##### Records for processing
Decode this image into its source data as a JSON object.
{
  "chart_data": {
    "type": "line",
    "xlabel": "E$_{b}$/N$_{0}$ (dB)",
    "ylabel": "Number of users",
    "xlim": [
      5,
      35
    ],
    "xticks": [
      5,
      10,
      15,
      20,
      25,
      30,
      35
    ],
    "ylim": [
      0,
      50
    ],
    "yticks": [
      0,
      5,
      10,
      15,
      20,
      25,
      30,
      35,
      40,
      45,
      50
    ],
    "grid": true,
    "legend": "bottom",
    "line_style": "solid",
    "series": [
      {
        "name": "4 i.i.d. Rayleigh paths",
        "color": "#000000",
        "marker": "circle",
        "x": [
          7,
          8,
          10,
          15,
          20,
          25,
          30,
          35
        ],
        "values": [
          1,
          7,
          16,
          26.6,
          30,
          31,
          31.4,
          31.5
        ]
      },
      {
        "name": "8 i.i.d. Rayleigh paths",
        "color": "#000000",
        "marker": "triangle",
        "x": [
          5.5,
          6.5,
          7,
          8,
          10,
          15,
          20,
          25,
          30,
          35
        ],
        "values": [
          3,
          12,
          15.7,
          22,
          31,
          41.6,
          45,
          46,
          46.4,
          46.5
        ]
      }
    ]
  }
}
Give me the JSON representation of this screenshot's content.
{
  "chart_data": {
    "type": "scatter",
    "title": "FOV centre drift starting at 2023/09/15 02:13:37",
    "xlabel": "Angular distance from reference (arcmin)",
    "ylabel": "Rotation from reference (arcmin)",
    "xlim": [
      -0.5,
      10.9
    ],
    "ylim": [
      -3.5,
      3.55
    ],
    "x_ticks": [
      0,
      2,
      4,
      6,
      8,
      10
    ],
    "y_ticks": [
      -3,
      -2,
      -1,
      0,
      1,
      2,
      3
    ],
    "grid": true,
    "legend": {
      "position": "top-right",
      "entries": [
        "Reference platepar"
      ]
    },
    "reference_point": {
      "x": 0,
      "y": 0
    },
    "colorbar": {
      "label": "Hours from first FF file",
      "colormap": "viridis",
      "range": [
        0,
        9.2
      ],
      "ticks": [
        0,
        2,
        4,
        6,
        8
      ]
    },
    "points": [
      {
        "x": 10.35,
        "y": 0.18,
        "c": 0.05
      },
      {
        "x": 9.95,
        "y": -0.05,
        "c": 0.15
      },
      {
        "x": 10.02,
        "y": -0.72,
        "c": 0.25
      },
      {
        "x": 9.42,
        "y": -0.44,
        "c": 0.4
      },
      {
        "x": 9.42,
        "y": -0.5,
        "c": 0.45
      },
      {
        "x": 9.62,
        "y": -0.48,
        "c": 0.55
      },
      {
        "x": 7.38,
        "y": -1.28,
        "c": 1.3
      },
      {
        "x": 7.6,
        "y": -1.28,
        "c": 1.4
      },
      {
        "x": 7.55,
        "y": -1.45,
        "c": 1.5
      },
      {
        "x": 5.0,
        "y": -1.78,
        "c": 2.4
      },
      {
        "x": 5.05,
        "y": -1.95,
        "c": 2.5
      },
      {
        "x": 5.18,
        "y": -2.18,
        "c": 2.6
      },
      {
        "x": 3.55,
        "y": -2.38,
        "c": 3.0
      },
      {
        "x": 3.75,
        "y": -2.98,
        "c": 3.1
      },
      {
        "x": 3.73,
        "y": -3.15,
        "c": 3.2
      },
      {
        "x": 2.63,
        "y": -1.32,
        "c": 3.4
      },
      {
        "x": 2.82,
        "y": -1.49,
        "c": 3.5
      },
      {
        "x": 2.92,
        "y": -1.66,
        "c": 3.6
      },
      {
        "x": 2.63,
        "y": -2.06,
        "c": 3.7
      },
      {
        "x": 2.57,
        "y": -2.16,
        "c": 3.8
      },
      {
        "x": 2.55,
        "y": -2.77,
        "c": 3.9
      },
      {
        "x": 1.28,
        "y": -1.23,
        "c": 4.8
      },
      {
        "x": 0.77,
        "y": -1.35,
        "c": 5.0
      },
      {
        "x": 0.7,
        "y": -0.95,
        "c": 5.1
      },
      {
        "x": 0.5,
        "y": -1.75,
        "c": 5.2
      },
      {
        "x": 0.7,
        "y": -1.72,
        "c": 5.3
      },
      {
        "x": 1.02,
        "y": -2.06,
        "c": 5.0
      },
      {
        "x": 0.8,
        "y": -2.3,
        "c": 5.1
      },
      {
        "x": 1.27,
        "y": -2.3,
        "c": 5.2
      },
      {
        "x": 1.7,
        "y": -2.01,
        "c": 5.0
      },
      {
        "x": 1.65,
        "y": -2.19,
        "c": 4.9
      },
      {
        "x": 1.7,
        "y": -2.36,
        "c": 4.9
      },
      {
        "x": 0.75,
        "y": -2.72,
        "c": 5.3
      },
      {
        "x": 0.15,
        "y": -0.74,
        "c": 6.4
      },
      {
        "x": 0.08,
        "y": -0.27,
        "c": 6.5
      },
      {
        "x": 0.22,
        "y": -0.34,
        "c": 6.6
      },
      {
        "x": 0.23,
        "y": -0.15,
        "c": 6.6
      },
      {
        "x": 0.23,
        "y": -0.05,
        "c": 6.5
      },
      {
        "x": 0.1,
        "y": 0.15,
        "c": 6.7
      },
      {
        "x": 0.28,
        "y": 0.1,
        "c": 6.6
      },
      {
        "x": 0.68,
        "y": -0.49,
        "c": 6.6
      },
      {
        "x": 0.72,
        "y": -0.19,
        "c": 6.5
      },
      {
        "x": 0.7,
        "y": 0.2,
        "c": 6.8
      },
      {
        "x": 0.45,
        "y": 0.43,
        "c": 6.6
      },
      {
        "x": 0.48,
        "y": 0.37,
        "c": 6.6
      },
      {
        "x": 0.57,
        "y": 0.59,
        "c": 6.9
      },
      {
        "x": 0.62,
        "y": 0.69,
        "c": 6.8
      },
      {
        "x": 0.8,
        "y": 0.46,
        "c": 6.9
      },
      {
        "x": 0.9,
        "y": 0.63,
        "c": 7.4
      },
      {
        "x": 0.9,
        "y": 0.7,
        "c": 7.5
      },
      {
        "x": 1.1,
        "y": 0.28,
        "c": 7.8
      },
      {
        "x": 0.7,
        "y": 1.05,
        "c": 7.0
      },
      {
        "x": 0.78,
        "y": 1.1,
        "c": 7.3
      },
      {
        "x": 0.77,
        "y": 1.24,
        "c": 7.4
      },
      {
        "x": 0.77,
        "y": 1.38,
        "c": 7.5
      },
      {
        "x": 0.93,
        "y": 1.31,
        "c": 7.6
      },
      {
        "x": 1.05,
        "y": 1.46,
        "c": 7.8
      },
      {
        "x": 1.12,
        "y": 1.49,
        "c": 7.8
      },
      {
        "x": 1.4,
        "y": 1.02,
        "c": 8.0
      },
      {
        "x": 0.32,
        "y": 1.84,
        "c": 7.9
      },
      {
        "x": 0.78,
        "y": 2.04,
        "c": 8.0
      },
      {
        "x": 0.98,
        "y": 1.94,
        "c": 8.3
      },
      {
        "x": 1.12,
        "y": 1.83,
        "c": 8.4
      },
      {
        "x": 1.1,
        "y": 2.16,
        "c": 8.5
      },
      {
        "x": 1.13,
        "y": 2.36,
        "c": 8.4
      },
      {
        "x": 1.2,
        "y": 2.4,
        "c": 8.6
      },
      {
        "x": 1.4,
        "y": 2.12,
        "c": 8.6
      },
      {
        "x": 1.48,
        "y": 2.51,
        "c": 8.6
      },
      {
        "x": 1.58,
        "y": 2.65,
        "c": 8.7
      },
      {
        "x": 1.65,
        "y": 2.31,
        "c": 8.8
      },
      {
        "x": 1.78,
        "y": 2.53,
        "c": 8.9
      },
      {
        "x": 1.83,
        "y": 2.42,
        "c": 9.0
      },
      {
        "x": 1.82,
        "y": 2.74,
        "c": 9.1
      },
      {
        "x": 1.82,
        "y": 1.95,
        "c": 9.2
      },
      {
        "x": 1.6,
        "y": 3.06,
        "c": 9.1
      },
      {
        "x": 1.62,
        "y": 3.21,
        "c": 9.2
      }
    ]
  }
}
##########
▸ What is required
List the lines of the records where "xlabel" occurs.

▸ Answer to the task
    "xlabel": "E$_{b}$/N$_{0}$ (dB)",
    "xlabel": "Angular distance from reference (arcmin)",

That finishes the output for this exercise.